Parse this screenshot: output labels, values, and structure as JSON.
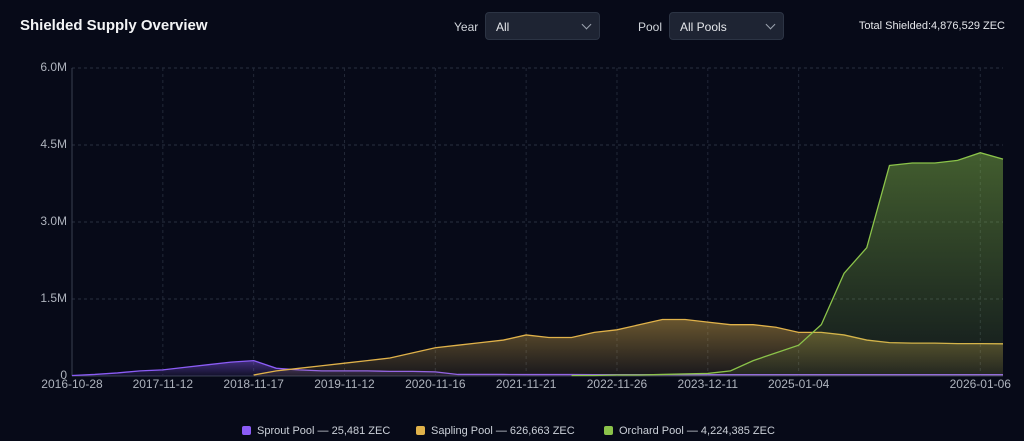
{
  "header": {
    "title": "Shielded Supply Overview",
    "year_label": "Year",
    "year_value": "All",
    "pool_label": "Pool",
    "pool_value": "All Pools",
    "total": "Total Shielded:4,876,529 ZEC"
  },
  "chart_data": {
    "type": "area",
    "categories": [
      "2016-10-28",
      null,
      null,
      null,
      "2017-11-12",
      null,
      null,
      null,
      "2018-11-17",
      null,
      null,
      null,
      "2019-11-12",
      null,
      null,
      null,
      "2020-11-16",
      null,
      null,
      null,
      "2021-11-21",
      null,
      null,
      null,
      "2022-11-26",
      null,
      null,
      null,
      "2023-12-11",
      null,
      null,
      null,
      "2025-01-04",
      null,
      null,
      null,
      null,
      null,
      null,
      null,
      "2026-01-06",
      null
    ],
    "series": [
      {
        "name": "Sprout Pool — 25,481 ZEC",
        "color": "#8b5cf6",
        "values": [
          10000,
          30000,
          60000,
          100000,
          120000,
          170000,
          220000,
          270000,
          300000,
          150000,
          120000,
          100000,
          100000,
          100000,
          90000,
          90000,
          80000,
          30000,
          30000,
          30000,
          28000,
          28000,
          28000,
          27000,
          27000,
          27000,
          27000,
          26000,
          26000,
          26000,
          26000,
          26000,
          26000,
          26000,
          26000,
          25500,
          25500,
          25500,
          25500,
          25500,
          25500,
          25481
        ]
      },
      {
        "name": "Sapling Pool — 626,663 ZEC",
        "color": "#e0b24a",
        "values": [
          null,
          null,
          null,
          null,
          null,
          null,
          null,
          null,
          20000,
          100000,
          150000,
          200000,
          250000,
          300000,
          350000,
          450000,
          550000,
          600000,
          650000,
          700000,
          800000,
          750000,
          750000,
          850000,
          900000,
          1000000,
          1100000,
          1100000,
          1050000,
          1000000,
          1000000,
          950000,
          850000,
          850000,
          800000,
          700000,
          650000,
          640000,
          640000,
          630000,
          630000,
          626663
        ]
      },
      {
        "name": "Orchard Pool — 4,224,385 ZEC",
        "color": "#8bc34a",
        "values": [
          null,
          null,
          null,
          null,
          null,
          null,
          null,
          null,
          null,
          null,
          null,
          null,
          null,
          null,
          null,
          null,
          null,
          null,
          null,
          null,
          null,
          null,
          10000,
          10000,
          20000,
          20000,
          30000,
          40000,
          50000,
          100000,
          300000,
          450000,
          600000,
          1000000,
          2000000,
          2500000,
          4100000,
          4150000,
          4150000,
          4200000,
          4350000,
          4224385
        ]
      }
    ],
    "ylim": [
      0,
      6000000
    ],
    "yticks": [
      0,
      {
        "value": 1500000,
        "label": "1.5M"
      },
      {
        "value": 3000000,
        "label": "3.0M"
      },
      {
        "value": 4500000,
        "label": "4.5M"
      },
      {
        "value": 6000000,
        "label": "6.0M"
      }
    ],
    "grid": true
  }
}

What to produce
Look through the entries above; copy every line holding the string "Shielded".

Finished answer
    "title": "Shielded Supply Overview",
    "total": "Total Shielded:4,876,529 ZEC"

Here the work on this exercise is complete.